What needs to be done: Transcribe the records below exactly as they appear.

Stored data
##########
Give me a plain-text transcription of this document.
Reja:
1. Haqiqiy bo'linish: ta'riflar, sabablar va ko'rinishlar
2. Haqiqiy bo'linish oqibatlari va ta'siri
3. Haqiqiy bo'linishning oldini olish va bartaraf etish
##########
Answer below:
Give me a plain-text transcription of this document.
Reja:
1. Haqiqiy bo'linish: ta'riflar, sabablar va ko'rinishlar
2. Haqiqiy bo'linish oqibatlari va ta'siri
3. Haqiqiy bo'linishning oldini olish va bartaraf etish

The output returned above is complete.